Мнение одного из признанных Церковью толкователей правил, сербского еп. Никодима, которое гласит: «Истины веры и нравственности одни и те же, не могут никогда изменяться и всегда должны оставаться одними и теми же», разумеется, во внимание не принимается. Также не принимается к сведению его же толкование на правило 28 IV Вселенского Собора, в котором он говорит, что «каждый вселенский собор имеет одинаковые права в издании правил со всеми прочими соборами, причем один вселенский собор может, согласно потребностям церкви видоизменять правила другого, прежнего собора, которые не касаются веры и нравственности, а – дисциплины церковной».
Единственное достойное рассмотрения суждение то, согласно которому правила «не соответствуют духу времени». Да, они категорически не соответствуют духу апостасийному, языческому, сатанинскому, атеистическому, еретическому. В толковании еп. Никодим сообщает, что правилом 7 III Вселенский собор определил считать православными «только тех, которые исповедуют никео-константинопольский символ, и провозглашает неправославными, т.е. еретиками, всех тех, которые не признают его», а в его толковании на правило 3 говорится, что клирики должны «судить о православии своих епископов не по своему только разумению и воле, но по ясному учению и определениям вселенских отцов церкви».
Затрачивая меньше слов, можно сказать, что Правила Единой Святой Соборной и Апостольской Церкви ни в чем и не должны согласовываться со все быстрее и полнее охватывающим весь мир духом антихристианским; с духом религии, ожидающей прихода Антихриста в качестве своего Мессии. Дух Антихриста уже не соблазняет людей мирскими, земными ценностями, а приобрел такую власть над ними, что они, без всякого принуждения, готовы чуть ли не буквально драться за блага царства земного. Правила же ведут к Царствию Небесному, в которое ни по какому пути, кроме указанного Христом и хранимого Его Церковью, войти невозможно. Правила и ограждают этот путь, одним давая возможность не сбиться с него, а другим, напротив, не давая делать вид, будто они идут по этому пути. Поэтому их значение и пытаются упразднить, умалить или исказить те, кто не имеет Царствие Небесное целью своей земной жизни.
О МОЛИТВЕ
Стучись, как тот, кто позван был и не пришел. Стучись, как тот, кто, наконец, свой дом нашел. Стучись, как тот, кто одолел весь труд пути. Стучись, как тот, кому уж некуда идти.
О предназначении молитвы
Молитва, как считалось всегда, это способ и средство обрести единение с Богом, склонив к себе Его милость. Бог является для всех не только источником всяческих благ, к которым, без сомнения, относятся здоровье душевное и телесное, но и самой жизни. Поэтому единение с Ним и дает человеку возможность получить любое мыслимое благо, тем самым делая человека благополучным.

> Исходные записи
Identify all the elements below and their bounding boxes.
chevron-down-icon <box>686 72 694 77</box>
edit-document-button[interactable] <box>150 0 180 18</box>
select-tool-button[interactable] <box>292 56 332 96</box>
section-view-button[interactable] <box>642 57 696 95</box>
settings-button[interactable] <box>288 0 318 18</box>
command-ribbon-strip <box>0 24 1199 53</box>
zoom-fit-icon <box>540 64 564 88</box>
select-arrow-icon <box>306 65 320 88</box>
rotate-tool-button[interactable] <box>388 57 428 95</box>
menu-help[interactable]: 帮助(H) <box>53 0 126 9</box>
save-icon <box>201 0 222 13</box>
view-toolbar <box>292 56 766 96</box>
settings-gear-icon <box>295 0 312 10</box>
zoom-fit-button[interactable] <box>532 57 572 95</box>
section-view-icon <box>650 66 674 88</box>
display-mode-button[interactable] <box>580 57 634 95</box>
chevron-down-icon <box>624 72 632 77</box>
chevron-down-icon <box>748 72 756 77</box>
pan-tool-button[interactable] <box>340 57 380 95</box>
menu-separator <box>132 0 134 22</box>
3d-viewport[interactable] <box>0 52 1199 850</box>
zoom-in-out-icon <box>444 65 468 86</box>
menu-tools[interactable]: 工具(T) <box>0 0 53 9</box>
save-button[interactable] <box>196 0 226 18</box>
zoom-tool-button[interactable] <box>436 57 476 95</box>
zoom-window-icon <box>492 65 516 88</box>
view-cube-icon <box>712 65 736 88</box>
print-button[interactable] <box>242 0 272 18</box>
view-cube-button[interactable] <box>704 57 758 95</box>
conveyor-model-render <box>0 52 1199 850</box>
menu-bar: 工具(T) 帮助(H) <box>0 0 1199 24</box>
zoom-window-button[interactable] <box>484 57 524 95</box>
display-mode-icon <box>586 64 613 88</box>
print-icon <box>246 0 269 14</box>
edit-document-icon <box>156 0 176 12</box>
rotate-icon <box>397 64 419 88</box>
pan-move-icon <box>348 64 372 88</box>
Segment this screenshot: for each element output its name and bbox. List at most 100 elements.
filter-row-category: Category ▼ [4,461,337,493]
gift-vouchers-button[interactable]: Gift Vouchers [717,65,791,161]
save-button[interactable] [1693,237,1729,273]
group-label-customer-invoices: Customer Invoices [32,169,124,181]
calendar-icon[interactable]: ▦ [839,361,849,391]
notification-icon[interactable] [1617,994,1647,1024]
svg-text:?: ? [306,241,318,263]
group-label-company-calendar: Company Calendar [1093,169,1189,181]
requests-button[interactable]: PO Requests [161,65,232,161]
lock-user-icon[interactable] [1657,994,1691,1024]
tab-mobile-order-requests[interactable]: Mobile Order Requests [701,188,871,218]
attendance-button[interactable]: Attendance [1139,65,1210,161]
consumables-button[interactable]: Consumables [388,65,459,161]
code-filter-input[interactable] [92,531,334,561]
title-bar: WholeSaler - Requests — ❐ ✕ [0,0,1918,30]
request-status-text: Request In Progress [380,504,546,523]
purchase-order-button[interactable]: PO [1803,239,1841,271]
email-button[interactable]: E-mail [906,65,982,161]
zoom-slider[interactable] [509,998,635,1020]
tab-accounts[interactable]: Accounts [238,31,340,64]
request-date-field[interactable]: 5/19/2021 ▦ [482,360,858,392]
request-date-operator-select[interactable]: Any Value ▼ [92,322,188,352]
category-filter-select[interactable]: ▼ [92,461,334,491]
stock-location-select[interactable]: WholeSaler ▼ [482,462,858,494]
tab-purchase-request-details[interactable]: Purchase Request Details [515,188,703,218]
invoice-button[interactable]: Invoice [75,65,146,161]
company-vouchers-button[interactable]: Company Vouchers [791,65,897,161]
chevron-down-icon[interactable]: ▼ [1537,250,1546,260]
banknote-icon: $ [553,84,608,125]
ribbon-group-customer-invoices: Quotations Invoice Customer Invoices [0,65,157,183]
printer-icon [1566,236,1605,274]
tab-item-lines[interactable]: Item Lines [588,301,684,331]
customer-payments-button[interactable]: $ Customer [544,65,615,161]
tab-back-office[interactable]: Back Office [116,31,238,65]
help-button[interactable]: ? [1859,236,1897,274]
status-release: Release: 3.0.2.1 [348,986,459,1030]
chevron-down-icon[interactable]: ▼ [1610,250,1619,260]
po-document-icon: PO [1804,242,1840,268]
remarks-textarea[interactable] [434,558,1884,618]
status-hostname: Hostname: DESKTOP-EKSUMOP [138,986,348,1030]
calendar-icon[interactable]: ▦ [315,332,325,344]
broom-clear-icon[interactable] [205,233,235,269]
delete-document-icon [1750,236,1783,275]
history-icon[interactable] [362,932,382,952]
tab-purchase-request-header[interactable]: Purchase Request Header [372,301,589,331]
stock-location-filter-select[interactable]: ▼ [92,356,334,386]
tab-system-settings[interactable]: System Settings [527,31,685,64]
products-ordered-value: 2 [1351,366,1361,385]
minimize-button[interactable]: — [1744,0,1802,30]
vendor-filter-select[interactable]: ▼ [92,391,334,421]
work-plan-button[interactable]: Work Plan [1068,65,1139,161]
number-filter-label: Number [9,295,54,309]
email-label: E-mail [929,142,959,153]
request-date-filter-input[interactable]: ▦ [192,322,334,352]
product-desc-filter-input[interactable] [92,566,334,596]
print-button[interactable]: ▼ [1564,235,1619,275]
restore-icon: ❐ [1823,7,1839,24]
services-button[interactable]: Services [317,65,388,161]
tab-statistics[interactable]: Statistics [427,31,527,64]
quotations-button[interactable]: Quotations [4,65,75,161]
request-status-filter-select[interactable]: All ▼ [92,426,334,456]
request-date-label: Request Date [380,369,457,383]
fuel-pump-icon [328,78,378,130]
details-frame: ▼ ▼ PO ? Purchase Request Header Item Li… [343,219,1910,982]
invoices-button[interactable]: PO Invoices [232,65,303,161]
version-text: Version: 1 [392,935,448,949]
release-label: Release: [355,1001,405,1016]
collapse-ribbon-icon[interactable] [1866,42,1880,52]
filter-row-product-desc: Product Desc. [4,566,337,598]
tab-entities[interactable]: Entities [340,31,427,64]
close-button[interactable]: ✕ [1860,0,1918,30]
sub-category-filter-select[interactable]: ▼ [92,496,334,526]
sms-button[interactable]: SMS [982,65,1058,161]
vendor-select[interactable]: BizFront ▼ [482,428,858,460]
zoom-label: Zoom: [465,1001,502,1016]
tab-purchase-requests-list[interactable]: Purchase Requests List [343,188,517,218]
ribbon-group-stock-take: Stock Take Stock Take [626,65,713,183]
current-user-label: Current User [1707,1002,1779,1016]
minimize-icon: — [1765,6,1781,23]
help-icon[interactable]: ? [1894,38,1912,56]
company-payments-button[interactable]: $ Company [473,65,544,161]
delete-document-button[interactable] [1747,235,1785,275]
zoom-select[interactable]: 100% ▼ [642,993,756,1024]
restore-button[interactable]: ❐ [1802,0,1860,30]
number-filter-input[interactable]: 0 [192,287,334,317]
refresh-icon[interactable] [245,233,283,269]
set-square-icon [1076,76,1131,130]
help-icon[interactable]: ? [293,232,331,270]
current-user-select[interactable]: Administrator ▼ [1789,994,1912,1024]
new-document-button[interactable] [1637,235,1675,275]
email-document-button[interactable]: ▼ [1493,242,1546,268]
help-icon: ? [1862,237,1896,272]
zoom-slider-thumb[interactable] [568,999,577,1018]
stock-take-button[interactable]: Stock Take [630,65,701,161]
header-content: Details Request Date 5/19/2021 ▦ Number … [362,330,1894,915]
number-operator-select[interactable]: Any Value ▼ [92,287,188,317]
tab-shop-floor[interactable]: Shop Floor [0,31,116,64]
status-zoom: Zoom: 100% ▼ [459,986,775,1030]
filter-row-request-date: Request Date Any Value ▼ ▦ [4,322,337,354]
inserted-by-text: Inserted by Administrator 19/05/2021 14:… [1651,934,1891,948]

...

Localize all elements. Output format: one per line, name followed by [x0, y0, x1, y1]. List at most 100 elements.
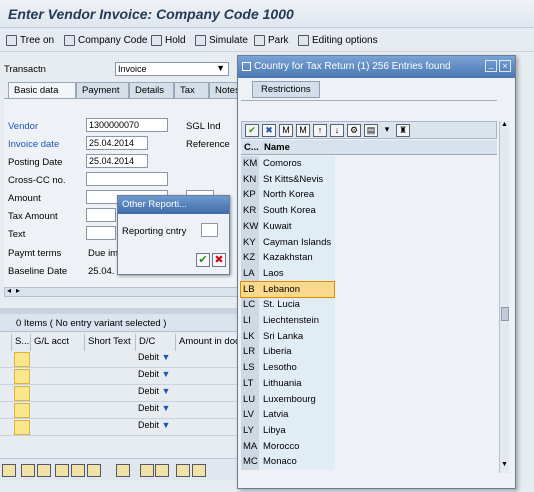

> Задания
1. Перепишите из исходного текста отрывок, который начинается словами «О предназначении молитвы» и заканчивается словами «делая человека благополучным.».
2. Приведите еще раз без изменений фрагмент записей, который начинается строкой со словами «Identify all the» и заканчивается строкой со словами «section-view-button[interactable] <box>642 57», включая обе эти строки.

> Ответы
1.
О предназначении молитвы
Молитва, как считалось всегда, это способ и средство обрести единение с Богом, склонив к себе Его милость. Бог является для всех не только источником всяческих благ, к которым, без сомнения, относятся здоровье душевное и телесное, но и самой жизни. Поэтому единение с Ним и дает человеку возможность получить любое мыслимое благо, тем самым делая человека благополучным.

2.
Identify all the elements below and their bounding boxes.
chevron-down-icon <box>686 72 694 77</box>
edit-document-button[interactable] <box>150 0 180 18</box>
select-tool-button[interactable] <box>292 56 332 96</box>
section-view-button[interactable] <box>642 57 696 95</box>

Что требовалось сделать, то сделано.